• _MATERIAL_:
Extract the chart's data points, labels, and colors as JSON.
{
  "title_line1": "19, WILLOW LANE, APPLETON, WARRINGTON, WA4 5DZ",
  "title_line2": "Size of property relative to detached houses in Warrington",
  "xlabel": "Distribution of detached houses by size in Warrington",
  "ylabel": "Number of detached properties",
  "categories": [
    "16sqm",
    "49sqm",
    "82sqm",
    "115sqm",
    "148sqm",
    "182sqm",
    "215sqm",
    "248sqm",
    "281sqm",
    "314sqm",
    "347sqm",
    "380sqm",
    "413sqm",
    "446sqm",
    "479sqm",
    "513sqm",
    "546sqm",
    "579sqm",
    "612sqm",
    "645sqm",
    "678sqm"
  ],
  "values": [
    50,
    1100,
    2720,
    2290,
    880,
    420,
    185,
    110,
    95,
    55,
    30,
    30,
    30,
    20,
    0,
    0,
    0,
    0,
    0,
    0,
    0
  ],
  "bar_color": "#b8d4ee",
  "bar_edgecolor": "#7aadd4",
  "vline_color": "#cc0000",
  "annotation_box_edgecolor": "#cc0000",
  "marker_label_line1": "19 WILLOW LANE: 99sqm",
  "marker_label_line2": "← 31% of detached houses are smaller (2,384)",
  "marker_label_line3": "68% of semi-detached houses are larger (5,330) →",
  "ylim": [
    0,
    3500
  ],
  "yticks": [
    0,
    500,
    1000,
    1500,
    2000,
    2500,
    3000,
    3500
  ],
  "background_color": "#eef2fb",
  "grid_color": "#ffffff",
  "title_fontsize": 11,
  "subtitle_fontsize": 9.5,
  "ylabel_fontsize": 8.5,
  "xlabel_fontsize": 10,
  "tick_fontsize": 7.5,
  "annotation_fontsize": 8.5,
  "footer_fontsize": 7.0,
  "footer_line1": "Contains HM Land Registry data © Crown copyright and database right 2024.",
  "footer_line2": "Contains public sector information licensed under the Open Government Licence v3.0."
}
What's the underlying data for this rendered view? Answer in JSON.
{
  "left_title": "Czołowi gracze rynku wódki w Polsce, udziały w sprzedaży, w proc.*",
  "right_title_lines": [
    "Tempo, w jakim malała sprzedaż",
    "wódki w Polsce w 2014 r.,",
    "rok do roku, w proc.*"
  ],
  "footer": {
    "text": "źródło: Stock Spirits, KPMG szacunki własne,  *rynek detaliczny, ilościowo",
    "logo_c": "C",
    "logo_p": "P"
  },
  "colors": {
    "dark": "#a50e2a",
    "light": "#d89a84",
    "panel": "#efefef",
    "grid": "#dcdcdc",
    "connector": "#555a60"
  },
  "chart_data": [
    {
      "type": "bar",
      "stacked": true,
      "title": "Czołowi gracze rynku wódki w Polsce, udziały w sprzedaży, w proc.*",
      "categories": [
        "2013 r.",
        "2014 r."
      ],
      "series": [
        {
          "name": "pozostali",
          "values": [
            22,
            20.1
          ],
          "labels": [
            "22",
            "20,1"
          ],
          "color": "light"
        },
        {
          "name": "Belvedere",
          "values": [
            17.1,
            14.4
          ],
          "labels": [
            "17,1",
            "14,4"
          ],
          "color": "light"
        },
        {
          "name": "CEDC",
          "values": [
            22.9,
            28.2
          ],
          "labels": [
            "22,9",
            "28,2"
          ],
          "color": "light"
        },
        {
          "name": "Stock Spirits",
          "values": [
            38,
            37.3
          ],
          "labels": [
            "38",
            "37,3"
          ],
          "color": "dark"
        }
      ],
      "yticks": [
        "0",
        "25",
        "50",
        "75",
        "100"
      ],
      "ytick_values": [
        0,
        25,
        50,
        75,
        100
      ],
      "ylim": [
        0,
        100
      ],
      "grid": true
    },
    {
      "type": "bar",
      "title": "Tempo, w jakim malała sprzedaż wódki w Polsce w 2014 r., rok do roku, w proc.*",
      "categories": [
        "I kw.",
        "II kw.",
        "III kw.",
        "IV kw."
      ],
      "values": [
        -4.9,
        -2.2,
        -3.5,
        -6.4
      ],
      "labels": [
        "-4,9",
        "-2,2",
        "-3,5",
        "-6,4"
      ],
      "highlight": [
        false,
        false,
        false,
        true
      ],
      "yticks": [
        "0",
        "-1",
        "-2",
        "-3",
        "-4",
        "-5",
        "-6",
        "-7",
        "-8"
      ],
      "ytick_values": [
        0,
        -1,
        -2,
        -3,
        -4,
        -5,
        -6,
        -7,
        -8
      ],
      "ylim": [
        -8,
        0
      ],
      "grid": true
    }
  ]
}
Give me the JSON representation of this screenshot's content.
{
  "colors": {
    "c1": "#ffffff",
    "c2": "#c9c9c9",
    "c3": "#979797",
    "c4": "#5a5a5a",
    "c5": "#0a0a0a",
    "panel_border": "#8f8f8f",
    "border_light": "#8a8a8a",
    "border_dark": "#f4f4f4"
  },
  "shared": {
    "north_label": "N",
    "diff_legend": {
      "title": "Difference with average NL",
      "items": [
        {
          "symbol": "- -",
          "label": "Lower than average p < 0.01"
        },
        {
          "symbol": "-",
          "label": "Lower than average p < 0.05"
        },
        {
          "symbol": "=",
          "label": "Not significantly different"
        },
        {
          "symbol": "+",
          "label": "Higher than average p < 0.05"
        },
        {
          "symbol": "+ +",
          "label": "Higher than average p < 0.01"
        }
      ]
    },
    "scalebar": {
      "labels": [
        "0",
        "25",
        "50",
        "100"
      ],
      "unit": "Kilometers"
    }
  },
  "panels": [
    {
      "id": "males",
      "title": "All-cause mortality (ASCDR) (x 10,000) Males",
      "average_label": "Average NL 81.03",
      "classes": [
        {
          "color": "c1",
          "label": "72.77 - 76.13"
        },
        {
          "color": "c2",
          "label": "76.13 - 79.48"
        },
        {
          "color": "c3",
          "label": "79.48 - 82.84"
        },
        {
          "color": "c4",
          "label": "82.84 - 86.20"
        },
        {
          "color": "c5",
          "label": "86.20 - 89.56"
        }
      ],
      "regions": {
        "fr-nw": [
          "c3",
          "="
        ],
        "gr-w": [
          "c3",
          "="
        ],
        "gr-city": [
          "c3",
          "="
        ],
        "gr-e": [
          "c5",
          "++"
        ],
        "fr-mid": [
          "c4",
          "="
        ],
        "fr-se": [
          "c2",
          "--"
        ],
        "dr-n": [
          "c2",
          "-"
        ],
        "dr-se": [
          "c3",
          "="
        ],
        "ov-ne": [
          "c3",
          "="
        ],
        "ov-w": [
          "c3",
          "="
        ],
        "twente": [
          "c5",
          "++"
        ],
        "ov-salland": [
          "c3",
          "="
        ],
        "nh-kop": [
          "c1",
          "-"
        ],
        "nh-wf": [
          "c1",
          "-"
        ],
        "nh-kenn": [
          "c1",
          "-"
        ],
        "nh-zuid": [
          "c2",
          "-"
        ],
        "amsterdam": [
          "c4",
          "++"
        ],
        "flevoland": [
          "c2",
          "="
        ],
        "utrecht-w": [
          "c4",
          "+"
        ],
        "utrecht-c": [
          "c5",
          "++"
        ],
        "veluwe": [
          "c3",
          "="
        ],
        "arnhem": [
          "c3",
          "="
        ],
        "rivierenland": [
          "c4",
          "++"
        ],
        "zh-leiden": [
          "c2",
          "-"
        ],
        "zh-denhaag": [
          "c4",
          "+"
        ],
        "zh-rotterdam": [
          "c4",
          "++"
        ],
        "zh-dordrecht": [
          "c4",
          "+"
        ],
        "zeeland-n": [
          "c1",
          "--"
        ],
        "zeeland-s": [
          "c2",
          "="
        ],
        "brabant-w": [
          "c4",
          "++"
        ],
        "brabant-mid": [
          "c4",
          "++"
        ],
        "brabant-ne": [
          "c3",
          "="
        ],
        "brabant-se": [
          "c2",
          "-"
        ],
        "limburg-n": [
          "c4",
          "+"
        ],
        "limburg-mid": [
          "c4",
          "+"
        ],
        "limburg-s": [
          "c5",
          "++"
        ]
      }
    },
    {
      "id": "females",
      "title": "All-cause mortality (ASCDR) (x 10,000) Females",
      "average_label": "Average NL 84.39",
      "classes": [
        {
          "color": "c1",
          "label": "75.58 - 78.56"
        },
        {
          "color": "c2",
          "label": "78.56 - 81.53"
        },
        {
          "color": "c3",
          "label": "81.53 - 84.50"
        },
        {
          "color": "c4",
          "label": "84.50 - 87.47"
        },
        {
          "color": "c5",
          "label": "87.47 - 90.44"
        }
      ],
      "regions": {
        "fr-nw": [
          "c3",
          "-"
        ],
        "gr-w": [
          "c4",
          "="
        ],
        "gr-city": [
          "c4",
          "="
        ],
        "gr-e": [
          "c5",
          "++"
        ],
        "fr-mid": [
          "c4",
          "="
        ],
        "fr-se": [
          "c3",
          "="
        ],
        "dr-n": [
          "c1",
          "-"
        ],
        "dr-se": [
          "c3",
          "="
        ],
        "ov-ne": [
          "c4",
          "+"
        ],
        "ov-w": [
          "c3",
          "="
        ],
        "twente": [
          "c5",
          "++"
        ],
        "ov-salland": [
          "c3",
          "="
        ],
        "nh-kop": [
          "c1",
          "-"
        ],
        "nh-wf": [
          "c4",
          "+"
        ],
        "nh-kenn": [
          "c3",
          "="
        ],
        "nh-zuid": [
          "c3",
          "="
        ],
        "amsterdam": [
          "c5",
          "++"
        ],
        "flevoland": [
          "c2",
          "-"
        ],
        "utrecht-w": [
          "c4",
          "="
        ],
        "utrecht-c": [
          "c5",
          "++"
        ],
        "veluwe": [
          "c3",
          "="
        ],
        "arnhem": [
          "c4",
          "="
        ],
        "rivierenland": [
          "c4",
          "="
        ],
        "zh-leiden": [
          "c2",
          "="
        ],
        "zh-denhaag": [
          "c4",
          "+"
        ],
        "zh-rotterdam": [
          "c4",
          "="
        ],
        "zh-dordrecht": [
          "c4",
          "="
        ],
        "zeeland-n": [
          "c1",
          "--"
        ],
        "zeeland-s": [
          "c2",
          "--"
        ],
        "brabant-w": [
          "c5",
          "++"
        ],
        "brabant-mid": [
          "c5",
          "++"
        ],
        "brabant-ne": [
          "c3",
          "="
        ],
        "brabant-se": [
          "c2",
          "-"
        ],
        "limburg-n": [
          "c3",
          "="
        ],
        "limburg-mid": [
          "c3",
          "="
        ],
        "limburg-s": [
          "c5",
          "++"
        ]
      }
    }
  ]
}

• _WHAT THE EXERCISE ASKS_:
Copy each line of the listing in which the word "sprzedaży" can be found.

• _TASK RESPONSE_:
  "left_title": "Czołowi gracze rynku wódki w Polsce, udziały w sprzedaży, w proc.*",
      "title": "Czołowi gracze rynku wódki w Polsce, udziały w sprzedaży, w proc.*",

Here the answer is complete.